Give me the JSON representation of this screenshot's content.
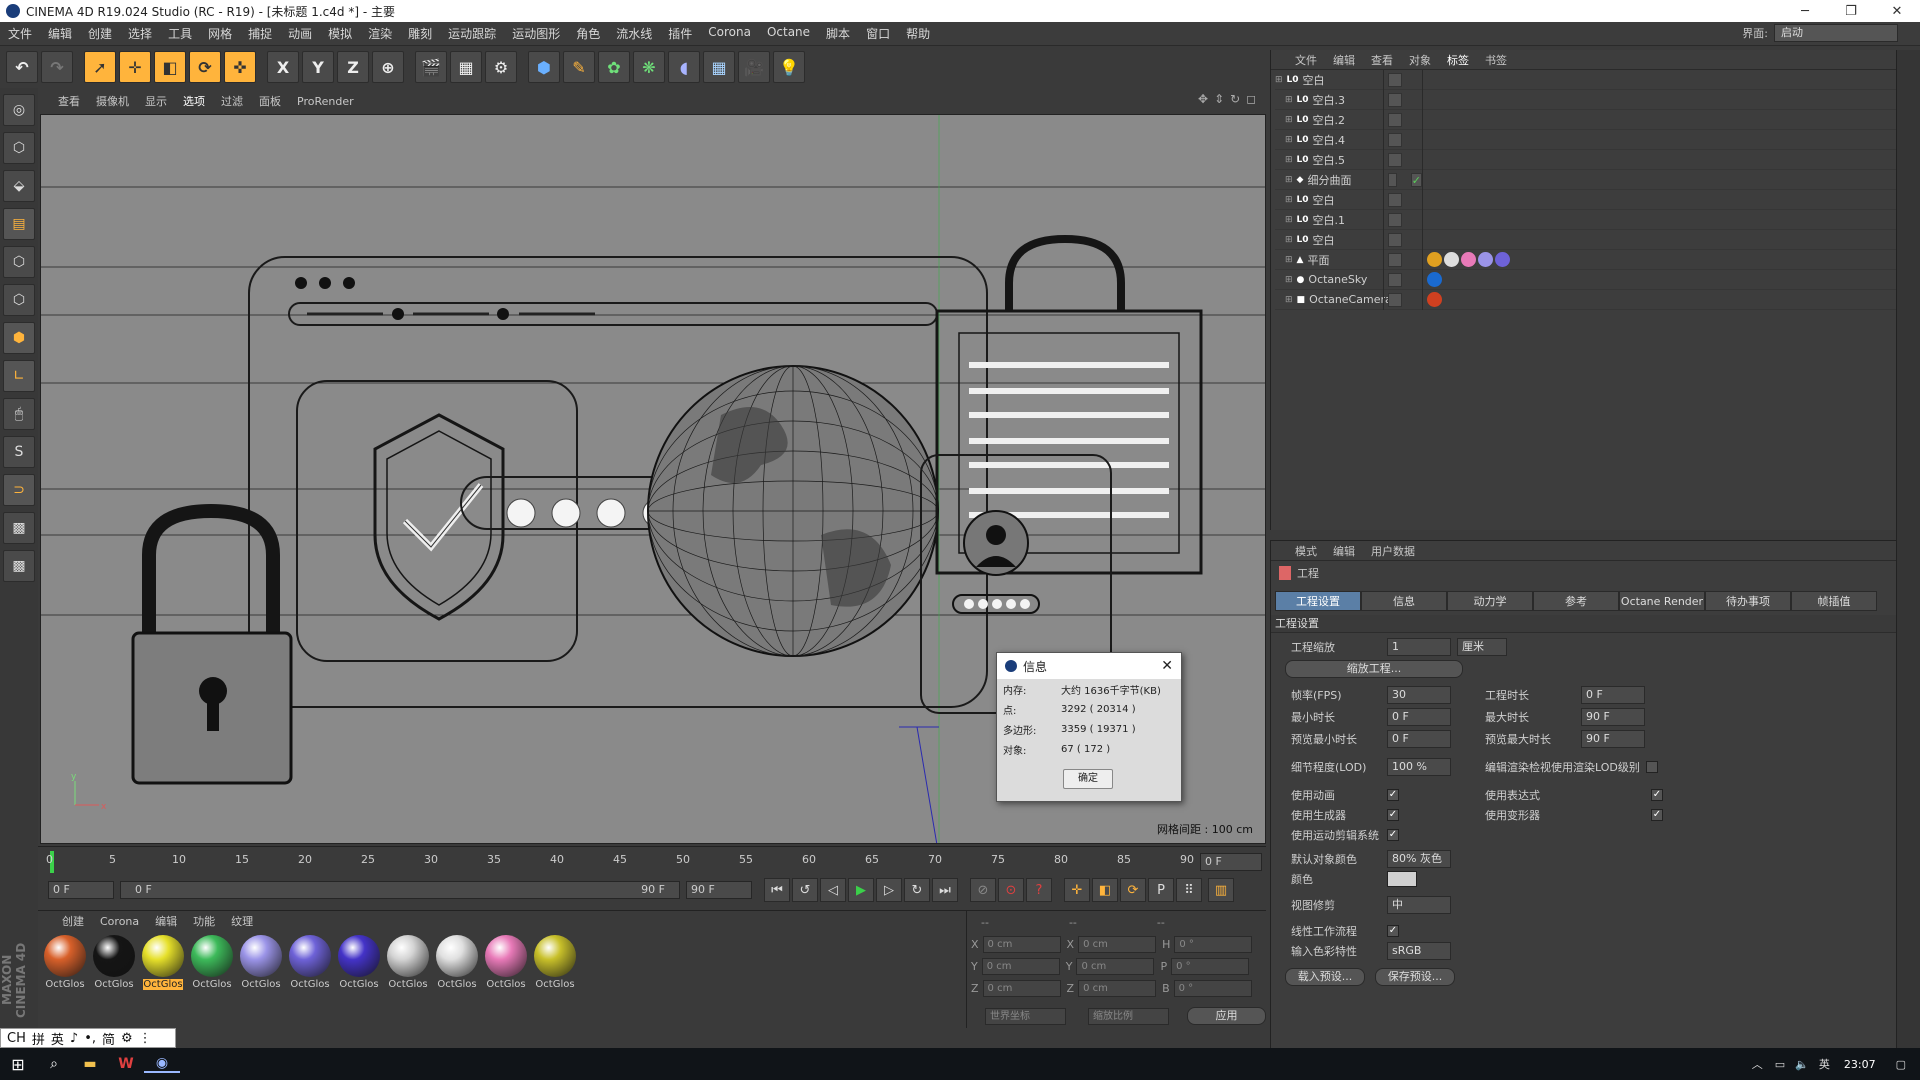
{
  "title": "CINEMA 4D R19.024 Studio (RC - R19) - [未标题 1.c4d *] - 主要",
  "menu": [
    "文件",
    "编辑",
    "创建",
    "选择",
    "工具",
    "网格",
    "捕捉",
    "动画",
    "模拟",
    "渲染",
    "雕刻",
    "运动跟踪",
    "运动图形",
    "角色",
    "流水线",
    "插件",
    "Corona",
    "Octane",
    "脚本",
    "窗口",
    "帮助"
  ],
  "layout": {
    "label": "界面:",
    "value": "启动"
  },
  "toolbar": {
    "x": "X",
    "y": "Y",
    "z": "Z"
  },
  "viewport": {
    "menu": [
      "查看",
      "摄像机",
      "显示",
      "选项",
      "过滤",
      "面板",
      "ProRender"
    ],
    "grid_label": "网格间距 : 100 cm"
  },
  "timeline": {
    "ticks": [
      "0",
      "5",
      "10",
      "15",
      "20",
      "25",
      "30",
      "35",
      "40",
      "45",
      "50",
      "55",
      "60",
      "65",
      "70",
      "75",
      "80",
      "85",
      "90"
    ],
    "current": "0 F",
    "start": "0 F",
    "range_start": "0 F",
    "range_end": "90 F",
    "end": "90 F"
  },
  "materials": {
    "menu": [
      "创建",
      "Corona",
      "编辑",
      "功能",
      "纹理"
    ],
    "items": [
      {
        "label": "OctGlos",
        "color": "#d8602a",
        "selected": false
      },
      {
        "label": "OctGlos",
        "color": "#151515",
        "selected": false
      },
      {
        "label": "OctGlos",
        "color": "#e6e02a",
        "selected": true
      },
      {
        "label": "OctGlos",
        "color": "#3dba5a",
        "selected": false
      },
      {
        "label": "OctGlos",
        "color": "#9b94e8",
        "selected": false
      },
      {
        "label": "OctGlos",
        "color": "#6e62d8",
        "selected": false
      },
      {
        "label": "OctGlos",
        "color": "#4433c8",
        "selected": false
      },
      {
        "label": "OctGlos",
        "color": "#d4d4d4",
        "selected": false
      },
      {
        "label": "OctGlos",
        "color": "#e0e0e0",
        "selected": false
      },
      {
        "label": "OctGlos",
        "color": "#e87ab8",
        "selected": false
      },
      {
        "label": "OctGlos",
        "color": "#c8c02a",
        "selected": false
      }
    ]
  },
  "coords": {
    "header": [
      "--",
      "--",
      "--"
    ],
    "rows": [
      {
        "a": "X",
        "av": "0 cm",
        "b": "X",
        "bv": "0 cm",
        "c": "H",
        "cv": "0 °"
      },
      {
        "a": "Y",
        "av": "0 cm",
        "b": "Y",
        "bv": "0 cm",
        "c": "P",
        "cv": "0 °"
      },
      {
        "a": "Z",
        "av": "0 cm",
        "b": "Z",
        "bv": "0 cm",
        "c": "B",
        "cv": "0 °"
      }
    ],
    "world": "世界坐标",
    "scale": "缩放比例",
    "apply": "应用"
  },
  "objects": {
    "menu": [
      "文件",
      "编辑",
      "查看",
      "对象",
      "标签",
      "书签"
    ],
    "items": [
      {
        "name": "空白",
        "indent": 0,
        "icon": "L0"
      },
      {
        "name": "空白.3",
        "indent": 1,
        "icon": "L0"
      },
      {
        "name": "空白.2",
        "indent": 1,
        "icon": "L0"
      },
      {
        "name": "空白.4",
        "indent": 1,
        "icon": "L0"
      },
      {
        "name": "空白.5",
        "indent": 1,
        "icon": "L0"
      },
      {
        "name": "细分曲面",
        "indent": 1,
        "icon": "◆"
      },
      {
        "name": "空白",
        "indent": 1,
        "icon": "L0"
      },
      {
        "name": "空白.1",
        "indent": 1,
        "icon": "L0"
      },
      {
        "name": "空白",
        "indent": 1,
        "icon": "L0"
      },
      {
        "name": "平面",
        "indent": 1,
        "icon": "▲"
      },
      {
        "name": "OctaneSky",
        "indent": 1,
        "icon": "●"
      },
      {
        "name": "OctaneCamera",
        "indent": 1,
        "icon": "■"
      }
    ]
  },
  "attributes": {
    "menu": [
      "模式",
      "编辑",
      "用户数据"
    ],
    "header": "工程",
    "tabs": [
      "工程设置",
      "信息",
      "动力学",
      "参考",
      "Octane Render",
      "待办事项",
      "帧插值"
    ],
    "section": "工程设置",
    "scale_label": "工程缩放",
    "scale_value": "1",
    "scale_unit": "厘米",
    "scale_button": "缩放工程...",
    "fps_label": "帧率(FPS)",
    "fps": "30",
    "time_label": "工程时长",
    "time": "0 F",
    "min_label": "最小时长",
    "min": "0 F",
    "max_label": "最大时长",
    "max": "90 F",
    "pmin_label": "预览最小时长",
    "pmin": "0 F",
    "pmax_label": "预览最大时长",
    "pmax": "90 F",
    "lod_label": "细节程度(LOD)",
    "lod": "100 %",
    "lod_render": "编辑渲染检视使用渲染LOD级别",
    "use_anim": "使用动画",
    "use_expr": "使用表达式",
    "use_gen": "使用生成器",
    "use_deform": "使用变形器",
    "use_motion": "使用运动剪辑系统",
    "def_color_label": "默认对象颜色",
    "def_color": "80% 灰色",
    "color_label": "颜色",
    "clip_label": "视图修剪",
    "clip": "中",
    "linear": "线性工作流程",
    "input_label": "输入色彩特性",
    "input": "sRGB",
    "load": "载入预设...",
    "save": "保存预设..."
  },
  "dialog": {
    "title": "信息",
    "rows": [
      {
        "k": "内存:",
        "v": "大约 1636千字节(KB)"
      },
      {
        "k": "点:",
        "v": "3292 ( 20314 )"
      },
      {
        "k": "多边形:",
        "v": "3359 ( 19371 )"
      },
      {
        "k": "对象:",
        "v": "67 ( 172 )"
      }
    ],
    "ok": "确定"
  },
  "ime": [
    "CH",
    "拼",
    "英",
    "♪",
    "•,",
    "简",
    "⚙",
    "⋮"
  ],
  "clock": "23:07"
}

* * *

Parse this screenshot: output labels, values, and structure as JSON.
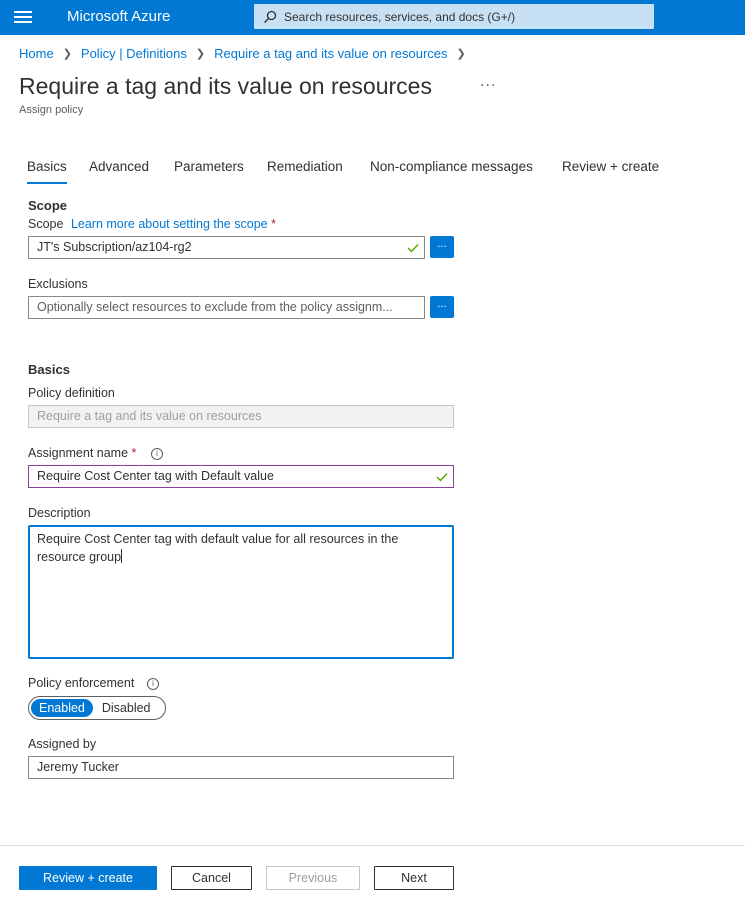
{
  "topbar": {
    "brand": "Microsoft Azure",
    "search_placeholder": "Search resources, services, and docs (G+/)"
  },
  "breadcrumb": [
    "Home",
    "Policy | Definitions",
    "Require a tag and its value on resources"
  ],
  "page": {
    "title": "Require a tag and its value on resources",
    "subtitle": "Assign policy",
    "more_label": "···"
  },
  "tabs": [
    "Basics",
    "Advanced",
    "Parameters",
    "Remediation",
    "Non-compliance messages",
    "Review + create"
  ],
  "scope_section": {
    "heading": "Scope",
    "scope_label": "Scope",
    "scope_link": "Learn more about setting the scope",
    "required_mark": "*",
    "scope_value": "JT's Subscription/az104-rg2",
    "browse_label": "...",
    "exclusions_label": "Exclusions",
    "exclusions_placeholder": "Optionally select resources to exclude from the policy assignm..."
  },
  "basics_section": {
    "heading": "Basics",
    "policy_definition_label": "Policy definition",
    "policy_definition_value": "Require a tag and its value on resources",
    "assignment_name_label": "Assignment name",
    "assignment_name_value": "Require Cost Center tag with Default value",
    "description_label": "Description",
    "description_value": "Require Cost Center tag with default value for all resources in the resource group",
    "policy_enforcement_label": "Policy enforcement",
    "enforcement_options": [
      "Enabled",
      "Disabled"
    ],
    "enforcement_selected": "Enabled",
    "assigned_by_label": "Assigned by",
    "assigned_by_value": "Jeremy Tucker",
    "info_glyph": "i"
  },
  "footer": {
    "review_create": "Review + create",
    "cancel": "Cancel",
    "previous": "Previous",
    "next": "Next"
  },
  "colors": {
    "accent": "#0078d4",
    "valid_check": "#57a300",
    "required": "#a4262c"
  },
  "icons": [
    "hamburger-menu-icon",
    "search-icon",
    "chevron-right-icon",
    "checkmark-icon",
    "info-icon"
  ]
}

■ Task instructions ■
Scan the material line by line and report each one that contains "this".

■ Exercise result ■
Give me the JSON representation of this screenshot's content.
Parse this screenshot: output labels, values, and structure as JSON.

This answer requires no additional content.